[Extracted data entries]
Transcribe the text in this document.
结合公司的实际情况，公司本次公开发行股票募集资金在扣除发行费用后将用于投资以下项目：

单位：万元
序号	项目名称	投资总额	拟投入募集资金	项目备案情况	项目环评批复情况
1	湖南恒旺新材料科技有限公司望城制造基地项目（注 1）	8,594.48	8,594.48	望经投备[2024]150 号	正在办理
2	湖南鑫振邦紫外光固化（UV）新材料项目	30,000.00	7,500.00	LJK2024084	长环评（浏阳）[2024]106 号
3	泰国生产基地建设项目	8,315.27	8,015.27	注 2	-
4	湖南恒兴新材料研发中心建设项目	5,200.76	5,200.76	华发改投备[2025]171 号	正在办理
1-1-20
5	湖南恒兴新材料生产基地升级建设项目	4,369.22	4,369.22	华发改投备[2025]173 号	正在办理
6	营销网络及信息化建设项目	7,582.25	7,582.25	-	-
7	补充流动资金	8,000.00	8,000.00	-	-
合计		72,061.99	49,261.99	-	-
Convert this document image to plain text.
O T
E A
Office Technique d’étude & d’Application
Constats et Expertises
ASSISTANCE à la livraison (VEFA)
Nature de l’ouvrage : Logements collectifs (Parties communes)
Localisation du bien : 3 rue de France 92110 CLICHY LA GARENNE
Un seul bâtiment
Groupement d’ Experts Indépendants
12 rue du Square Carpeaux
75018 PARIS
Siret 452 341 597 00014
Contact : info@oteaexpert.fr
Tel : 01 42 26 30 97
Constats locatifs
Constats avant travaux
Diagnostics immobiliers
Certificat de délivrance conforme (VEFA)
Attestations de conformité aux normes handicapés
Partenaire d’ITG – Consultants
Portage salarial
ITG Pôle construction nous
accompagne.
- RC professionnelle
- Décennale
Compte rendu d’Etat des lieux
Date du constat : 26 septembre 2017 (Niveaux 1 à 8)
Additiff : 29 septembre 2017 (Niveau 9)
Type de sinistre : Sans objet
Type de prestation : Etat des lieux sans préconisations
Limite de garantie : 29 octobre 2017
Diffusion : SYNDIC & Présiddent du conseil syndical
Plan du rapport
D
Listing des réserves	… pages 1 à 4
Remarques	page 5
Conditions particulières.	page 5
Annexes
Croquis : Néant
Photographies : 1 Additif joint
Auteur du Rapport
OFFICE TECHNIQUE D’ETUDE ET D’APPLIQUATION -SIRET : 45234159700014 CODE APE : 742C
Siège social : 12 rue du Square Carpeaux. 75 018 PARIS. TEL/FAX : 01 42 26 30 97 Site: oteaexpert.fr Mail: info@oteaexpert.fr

● AIM OF THE EXERCISE
Retype the records in full. Keep every line identical to the original.

● RESPONSE TO THE EXERCISE
Transcribe the text in this document.
结合公司的实际情况，公司本次公开发行股票募集资金在扣除发行费用后将用于投资以下项目：

单位：万元
序号	项目名称	投资总额	拟投入募集资金	项目备案情况	项目环评批复情况
1	湖南恒旺新材料科技有限公司望城制造基地项目（注 1）	8,594.48	8,594.48	望经投备[2024]150 号	正在办理
2	湖南鑫振邦紫外光固化（UV）新材料项目	30,000.00	7,500.00	LJK2024084	长环评（浏阳）[2024]106 号
3	泰国生产基地建设项目	8,315.27	8,015.27	注 2	-
4	湖南恒兴新材料研发中心建设项目	5,200.76	5,200.76	华发改投备[2025]171 号	正在办理
1-1-20
5	湖南恒兴新材料生产基地升级建设项目	4,369.22	4,369.22	华发改投备[2025]173 号	正在办理
6	营销网络及信息化建设项目	7,582.25	7,582.25	-	-
7	补充流动资金	8,000.00	8,000.00	-	-
合计		72,061.99	49,261.99	-	-
Convert this document image to plain text.
O T
E A
Office Technique d’étude & d’Application
Constats et Expertises
ASSISTANCE à la livraison (VEFA)
Nature de l’ouvrage : Logements collectifs (Parties communes)
Localisation du bien : 3 rue de France 92110 CLICHY LA GARENNE
Un seul bâtiment
Groupement d’ Experts Indépendants
12 rue du Square Carpeaux
75018 PARIS
Siret 452 341 597 00014
Contact : info@oteaexpert.fr
Tel : 01 42 26 30 97
Constats locatifs
Constats avant travaux
Diagnostics immobiliers
Certificat de délivrance conforme (VEFA)
Attestations de conformité aux normes handicapés
Partenaire d’ITG – Consultants
Portage salarial
ITG Pôle construction nous
accompagne.
- RC professionnelle
- Décennale
Compte rendu d’Etat des lieux
Date du constat : 26 septembre 2017 (Niveaux 1 à 8)
Additiff : 29 septembre 2017 (Niveau 9)
Type de sinistre : Sans objet
Type de prestation : Etat des lieux sans préconisations
Limite de garantie : 29 octobre 2017
Diffusion : SYNDIC & Présiddent du conseil syndical
Plan du rapport
D
Listing des réserves	… pages 1 à 4
Remarques	page 5
Conditions particulières.	page 5
Annexes
Croquis : Néant
Photographies : 1 Additif joint
Auteur du Rapport
OFFICE TECHNIQUE D’ETUDE ET D’APPLIQUATION -SIRET : 45234159700014 CODE APE : 742C
Siège social : 12 rue du Square Carpeaux. 75 018 PARIS. TEL/FAX : 01 42 26 30 97 Site: oteaexpert.fr Mail: info@oteaexpert.fr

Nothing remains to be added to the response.